> **EXERCISE GOAL**
Below are some records: retype them all exactly, but not the pictures.

> **PROVIDED RECORDS**
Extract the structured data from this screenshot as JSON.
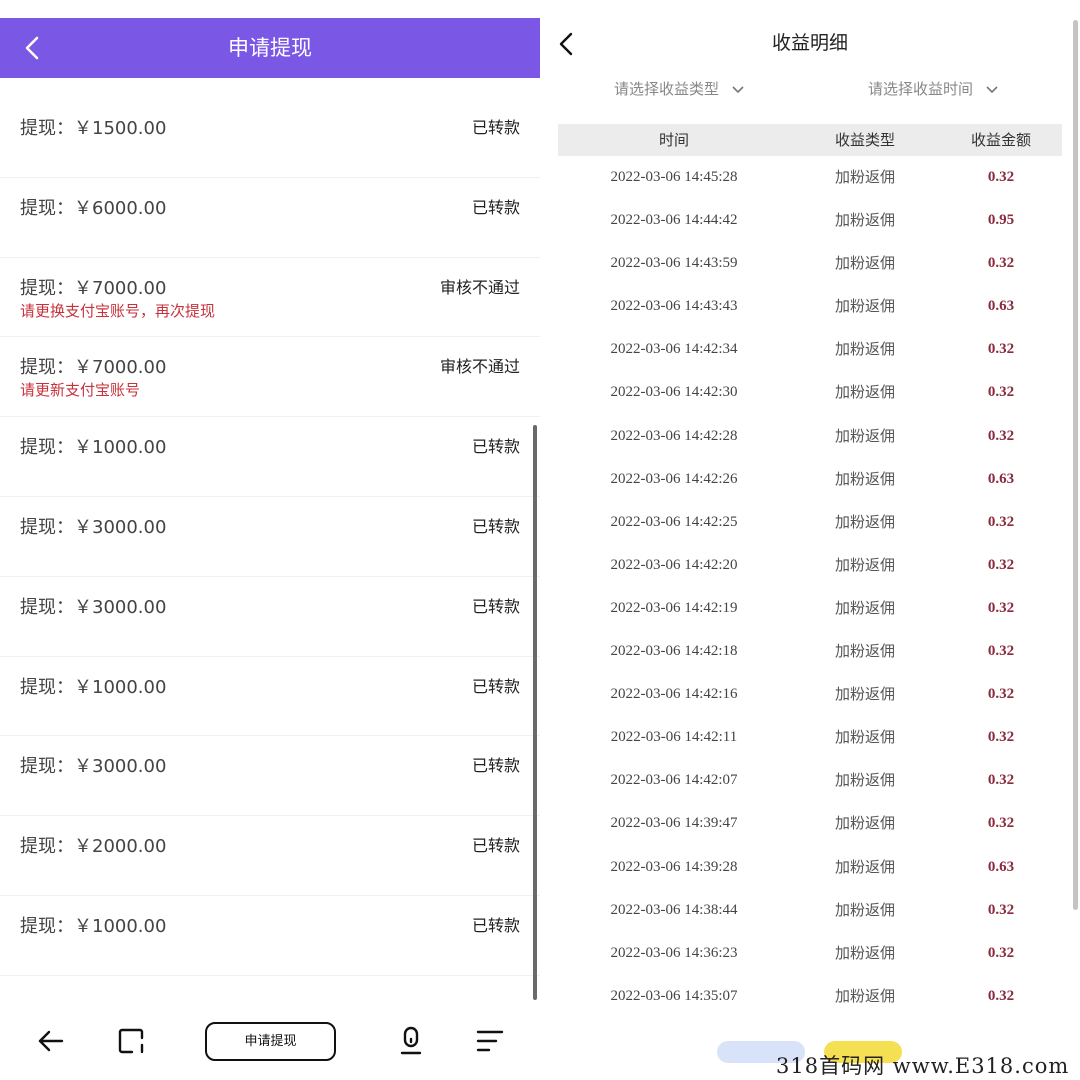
{
  "left": {
    "title": "申请提现",
    "items": [
      {
        "amount": "提现：￥1500.00",
        "status": "已转款",
        "note": ""
      },
      {
        "amount": "提现：￥6000.00",
        "status": "已转款",
        "note": ""
      },
      {
        "amount": "提现：￥7000.00",
        "status": "审核不通过",
        "note": "请更换支付宝账号，再次提现"
      },
      {
        "amount": "提现：￥7000.00",
        "status": "审核不通过",
        "note": "请更新支付宝账号"
      },
      {
        "amount": "提现：￥1000.00",
        "status": "已转款",
        "note": ""
      },
      {
        "amount": "提现：￥3000.00",
        "status": "已转款",
        "note": ""
      },
      {
        "amount": "提现：￥3000.00",
        "status": "已转款",
        "note": ""
      },
      {
        "amount": "提现：￥1000.00",
        "status": "已转款",
        "note": ""
      },
      {
        "amount": "提现：￥3000.00",
        "status": "已转款",
        "note": ""
      },
      {
        "amount": "提现：￥2000.00",
        "status": "已转款",
        "note": ""
      },
      {
        "amount": "提现：￥1000.00",
        "status": "已转款",
        "note": ""
      }
    ],
    "nav": {
      "back_icon": "arrow-left-icon",
      "recents_icon": "square-corner-icon",
      "button_label": "申请提现",
      "mic_icon": "microphone-icon",
      "menu_icon": "menu-lines-icon"
    }
  },
  "right": {
    "title": "收益明细",
    "filter_type": "请选择收益类型",
    "filter_time": "请选择收益时间",
    "columns": [
      "时间",
      "收益类型",
      "收益金额"
    ],
    "rows": [
      {
        "time": "2022-03-06 14:45:28",
        "type": "加粉返佣",
        "amount": "0.32"
      },
      {
        "time": "2022-03-06 14:44:42",
        "type": "加粉返佣",
        "amount": "0.95"
      },
      {
        "time": "2022-03-06 14:43:59",
        "type": "加粉返佣",
        "amount": "0.32"
      },
      {
        "time": "2022-03-06 14:43:43",
        "type": "加粉返佣",
        "amount": "0.63"
      },
      {
        "time": "2022-03-06 14:42:34",
        "type": "加粉返佣",
        "amount": "0.32"
      },
      {
        "time": "2022-03-06 14:42:30",
        "type": "加粉返佣",
        "amount": "0.32"
      },
      {
        "time": "2022-03-06 14:42:28",
        "type": "加粉返佣",
        "amount": "0.32"
      },
      {
        "time": "2022-03-06 14:42:26",
        "type": "加粉返佣",
        "amount": "0.63"
      },
      {
        "time": "2022-03-06 14:42:25",
        "type": "加粉返佣",
        "amount": "0.32"
      },
      {
        "time": "2022-03-06 14:42:20",
        "type": "加粉返佣",
        "amount": "0.32"
      },
      {
        "time": "2022-03-06 14:42:19",
        "type": "加粉返佣",
        "amount": "0.32"
      },
      {
        "time": "2022-03-06 14:42:18",
        "type": "加粉返佣",
        "amount": "0.32"
      },
      {
        "time": "2022-03-06 14:42:16",
        "type": "加粉返佣",
        "amount": "0.32"
      },
      {
        "time": "2022-03-06 14:42:11",
        "type": "加粉返佣",
        "amount": "0.32"
      },
      {
        "time": "2022-03-06 14:42:07",
        "type": "加粉返佣",
        "amount": "0.32"
      },
      {
        "time": "2022-03-06 14:39:47",
        "type": "加粉返佣",
        "amount": "0.32"
      },
      {
        "time": "2022-03-06 14:39:28",
        "type": "加粉返佣",
        "amount": "0.63"
      },
      {
        "time": "2022-03-06 14:38:44",
        "type": "加粉返佣",
        "amount": "0.32"
      },
      {
        "time": "2022-03-06 14:36:23",
        "type": "加粉返佣",
        "amount": "0.32"
      },
      {
        "time": "2022-03-06 14:35:07",
        "type": "加粉返佣",
        "amount": "0.32"
      }
    ]
  },
  "watermark": "318首码网 www.E318.com",
  "colors": {
    "header": "#7b57e6",
    "reject_note": "#c8323c",
    "amount": "#8a2a3c",
    "pill_blue": "#d8e2f8",
    "pill_yellow": "#f5df52"
  }
}
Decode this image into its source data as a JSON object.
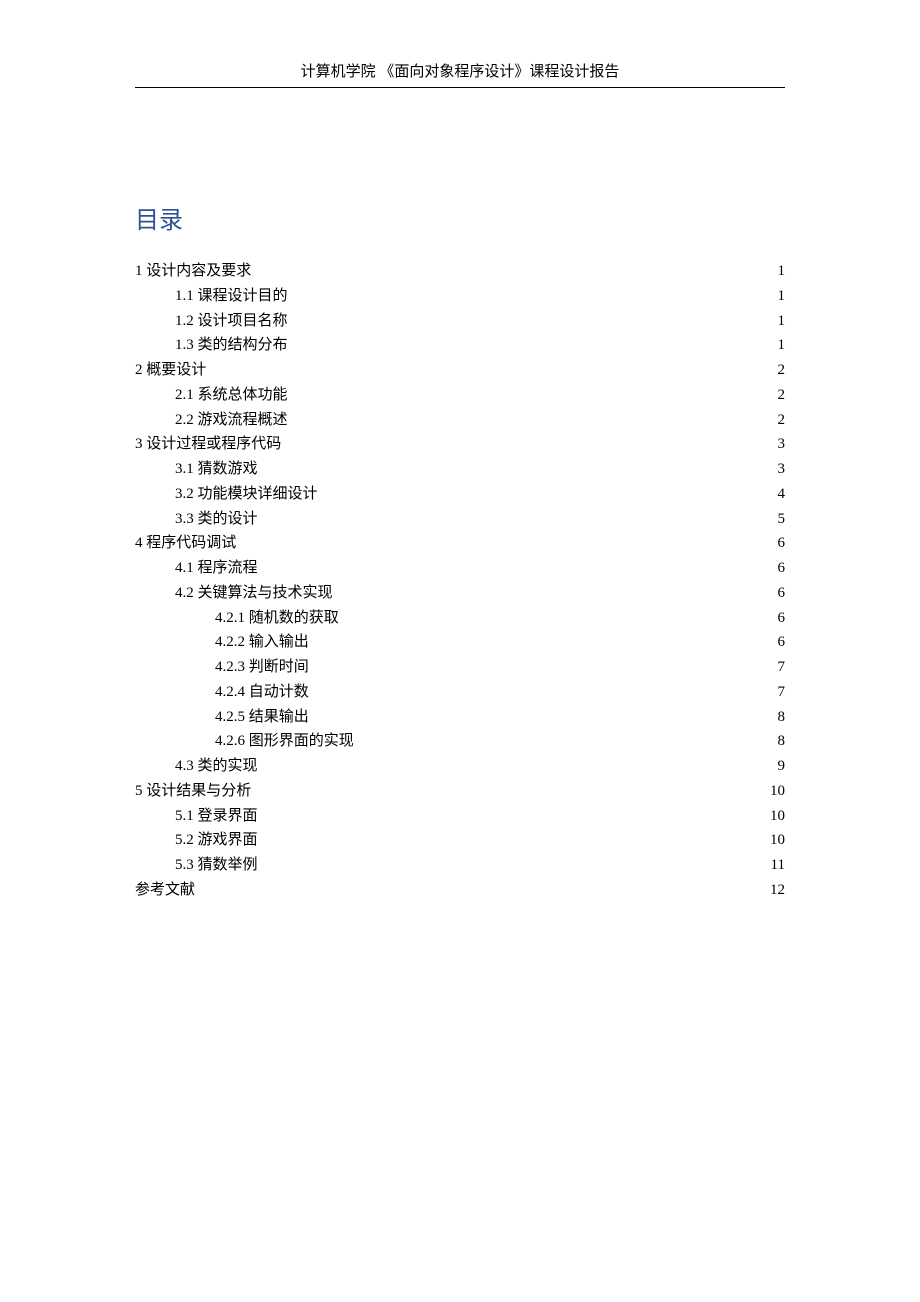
{
  "header": "计算机学院  《面向对象程序设计》课程设计报告",
  "toc_title": "目录",
  "entries": [
    {
      "indent": 0,
      "label": "1  设计内容及要求",
      "page": "1"
    },
    {
      "indent": 1,
      "label": "1.1    课程设计目的",
      "page": "1"
    },
    {
      "indent": 1,
      "label": "1.2    设计项目名称",
      "page": "1"
    },
    {
      "indent": 1,
      "label": "1.3    类的结构分布",
      "page": "1"
    },
    {
      "indent": 0,
      "label": "2  概要设计",
      "page": "2"
    },
    {
      "indent": 1,
      "label": "2.1 系统总体功能",
      "page": "2"
    },
    {
      "indent": 1,
      "label": "2.2  游戏流程概述",
      "page": "2"
    },
    {
      "indent": 0,
      "label": "3  设计过程或程序代码",
      "page": "3"
    },
    {
      "indent": 1,
      "label": "3.1 猜数游戏",
      "page": "3"
    },
    {
      "indent": 1,
      "label": "3.2 功能模块详细设计",
      "page": "4"
    },
    {
      "indent": 1,
      "label": "3.3  类的设计",
      "page": "5"
    },
    {
      "indent": 0,
      "label": "4  程序代码调试",
      "page": "6"
    },
    {
      "indent": 1,
      "label": "4.1 程序流程",
      "page": "6"
    },
    {
      "indent": 1,
      "label": "4.2 关键算法与技术实现",
      "page": "6"
    },
    {
      "indent": 2,
      "label": "4.2.1  随机数的获取",
      "page": "6"
    },
    {
      "indent": 2,
      "label": "4.2.2  输入输出",
      "page": "6"
    },
    {
      "indent": 2,
      "label": "4.2.3  判断时间",
      "page": "7"
    },
    {
      "indent": 2,
      "label": "4.2.4  自动计数",
      "page": "7"
    },
    {
      "indent": 2,
      "label": "4.2.5  结果输出",
      "page": "8"
    },
    {
      "indent": 2,
      "label": "4.2.6  图形界面的实现",
      "page": "8"
    },
    {
      "indent": 1,
      "label": "4.3  类的实现",
      "page": "9"
    },
    {
      "indent": 0,
      "label": "5 设计结果与分析",
      "page": "10"
    },
    {
      "indent": 1,
      "label": "5.1 登录界面",
      "page": "10"
    },
    {
      "indent": 1,
      "label": "5.2 游戏界面",
      "page": "10"
    },
    {
      "indent": 1,
      "label": "5.3 猜数举例",
      "page": "11"
    },
    {
      "indent": 0,
      "label": "参考文献",
      "page": "12"
    }
  ]
}
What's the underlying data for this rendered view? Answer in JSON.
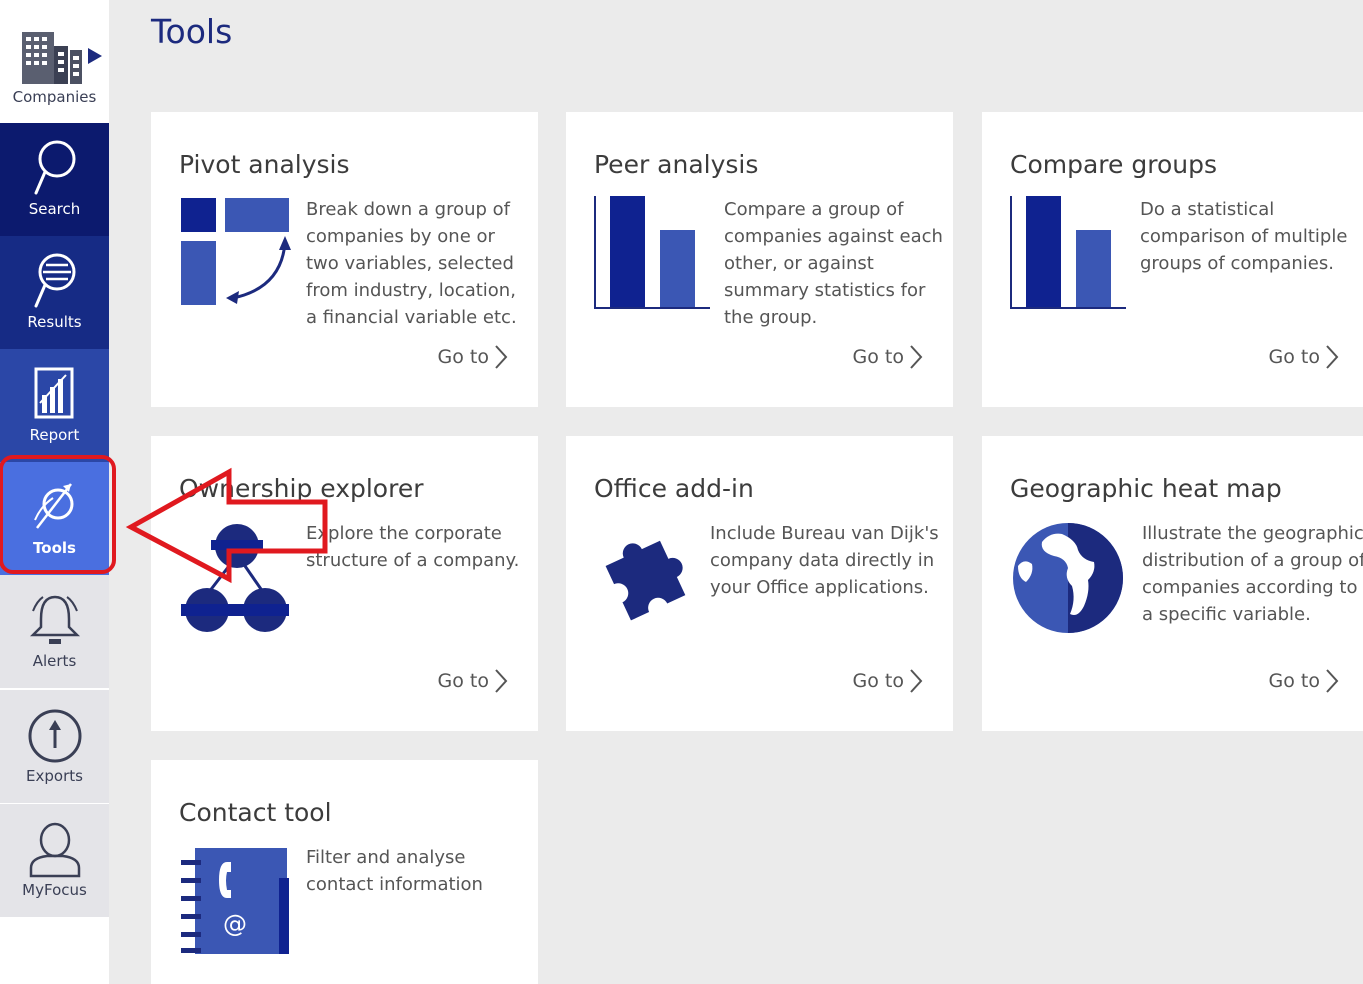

> **FINAL ANSWER**
Extract the structured data from this screenshot as JSON.
{
  "left": {
    "title": "申请提现",
    "items": [
      {
        "amount": "提现：￥1500.00",
        "status": "已转款",
        "note": ""
      },
      {
        "amount": "提现：￥6000.00",
        "status": "已转款",
        "note": ""
      },
      {
        "amount": "提现：￥7000.00",
        "status": "审核不通过",
        "note": "请更换支付宝账号，再次提现"
      },
      {
        "amount": "提现：￥7000.00",
        "status": "审核不通过",
        "note": "请更新支付宝账号"
      },
      {
        "amount": "提现：￥1000.00",
        "status": "已转款",
        "note": ""
      },
      {
        "amount": "提现：￥3000.00",
        "status": "已转款",
        "note": ""
      },
      {
        "amount": "提现：￥3000.00",
        "status": "已转款",
        "note": ""
      },
      {
        "amount": "提现：￥1000.00",
        "status": "已转款",
        "note": ""
      },
      {
        "amount": "提现：￥3000.00",
        "status": "已转款",
        "note": ""
      },
      {
        "amount": "提现：￥2000.00",
        "status": "已转款",
        "note": ""
      },
      {
        "amount": "提现：￥1000.00",
        "status": "已转款",
        "note": ""
      }
    ],
    "nav": {
      "back_icon": "arrow-left-icon",
      "recents_icon": "square-corner-icon",
      "button_label": "申请提现",
      "mic_icon": "microphone-icon",
      "menu_icon": "menu-lines-icon"
    }
  },
  "right": {
    "title": "收益明细",
    "filter_type": "请选择收益类型",
    "filter_time": "请选择收益时间",
    "columns": [
      "时间",
      "收益类型",
      "收益金额"
    ],
    "rows": [
      {
        "time": "2022-03-06 14:45:28",
        "type": "加粉返佣",
        "amount": "0.32"
      },
      {
        "time": "2022-03-06 14:44:42",
        "type": "加粉返佣",
        "amount": "0.95"
      },
      {
        "time": "2022-03-06 14:43:59",
        "type": "加粉返佣",
        "amount": "0.32"
      },
      {
        "time": "2022-03-06 14:43:43",
        "type": "加粉返佣",
        "amount": "0.63"
      },
      {
        "time": "2022-03-06 14:42:34",
        "type": "加粉返佣",
        "amount": "0.32"
      },
      {
        "time": "2022-03-06 14:42:30",
        "type": "加粉返佣",
        "amount": "0.32"
      },
      {
        "time": "2022-03-06 14:42:28",
        "type": "加粉返佣",
        "amount": "0.32"
      },
      {
        "time": "2022-03-06 14:42:26",
        "type": "加粉返佣",
        "amount": "0.63"
      },
      {
        "time": "2022-03-06 14:42:25",
        "type": "加粉返佣",
        "amount": "0.32"
      },
      {
        "time": "2022-03-06 14:42:20",
        "type": "加粉返佣",
        "amount": "0.32"
      },
      {
        "time": "2022-03-06 14:42:19",
        "type": "加粉返佣",
        "amount": "0.32"
      },
      {
        "time": "2022-03-06 14:42:18",
        "type": "加粉返佣",
        "amount": "0.32"
      },
      {
        "time": "2022-03-06 14:42:16",
        "type": "加粉返佣",
        "amount": "0.32"
      },
      {
        "time": "2022-03-06 14:42:11",
        "type": "加粉返佣",
        "amount": "0.32"
      },
      {
        "time": "2022-03-06 14:42:07",
        "type": "加粉返佣",
        "amount": "0.32"
      },
      {
        "time": "2022-03-06 14:39:47",
        "type": "加粉返佣",
        "amount": "0.32"
      },
      {
        "time": "2022-03-06 14:39:28",
        "type": "加粉返佣",
        "amount": "0.63"
      },
      {
        "time": "2022-03-06 14:38:44",
        "type": "加粉返佣",
        "amount": "0.32"
      },
      {
        "time": "2022-03-06 14:36:23",
        "type": "加粉返佣",
        "amount": "0.32"
      },
      {
        "time": "2022-03-06 14:35:07",
        "type": "加粉返佣",
        "amount": "0.32"
      }
    ]
  },
  "watermark": "318首码网 www.E318.com",
  "colors": {
    "header": "#7b57e6",
    "reject_note": "#c8323c",
    "amount": "#8a2a3c",
    "pill_blue": "#d8e2f8",
    "pill_yellow": "#f5df52"
  }
}
Decode this image into its source data as a JSON object.
{
  "header": "计算机学院  《面向对象程序设计》课程设计报告",
  "toc_title": "目录",
  "entries": [
    {
      "indent": 0,
      "label": "1  设计内容及要求",
      "page": "1"
    },
    {
      "indent": 1,
      "label": "1.1    课程设计目的",
      "page": "1"
    },
    {
      "indent": 1,
      "label": "1.2    设计项目名称",
      "page": "1"
    },
    {
      "indent": 1,
      "label": "1.3    类的结构分布",
      "page": "1"
    },
    {
      "indent": 0,
      "label": "2  概要设计",
      "page": "2"
    },
    {
      "indent": 1,
      "label": "2.1 系统总体功能",
      "page": "2"
    },
    {
      "indent": 1,
      "label": "2.2  游戏流程概述",
      "page": "2"
    },
    {
      "indent": 0,
      "label": "3  设计过程或程序代码",
      "page": "3"
    },
    {
      "indent": 1,
      "label": "3.1 猜数游戏",
      "page": "3"
    },
    {
      "indent": 1,
      "label": "3.2 功能模块详细设计",
      "page": "4"
    },
    {
      "indent": 1,
      "label": "3.3  类的设计",
      "page": "5"
    },
    {
      "indent": 0,
      "label": "4  程序代码调试",
      "page": "6"
    },
    {
      "indent": 1,
      "label": "4.1 程序流程",
      "page": "6"
    },
    {
      "indent": 1,
      "label": "4.2 关键算法与技术实现",
      "page": "6"
    },
    {
      "indent": 2,
      "label": "4.2.1  随机数的获取",
      "page": "6"
    },
    {
      "indent": 2,
      "label": "4.2.2  输入输出",
      "page": "6"
    },
    {
      "indent": 2,
      "label": "4.2.3  判断时间",
      "page": "7"
    },
    {
      "indent": 2,
      "label": "4.2.4  自动计数",
      "page": "7"
    },
    {
      "indent": 2,
      "label": "4.2.5  结果输出",
      "page": "8"
    },
    {
      "indent": 2,
      "label": "4.2.6  图形界面的实现",
      "page": "8"
    },
    {
      "indent": 1,
      "label": "4.3  类的实现",
      "page": "9"
    },
    {
      "indent": 0,
      "label": "5 设计结果与分析",
      "page": "10"
    },
    {
      "indent": 1,
      "label": "5.1 登录界面",
      "page": "10"
    },
    {
      "indent": 1,
      "label": "5.2 游戏界面",
      "page": "10"
    },
    {
      "indent": 1,
      "label": "5.3 猜数举例",
      "page": "11"
    },
    {
      "indent": 0,
      "label": "参考文献",
      "page": "12"
    }
  ]
}
What's the underlying data for this rendered view? Answer in JSON.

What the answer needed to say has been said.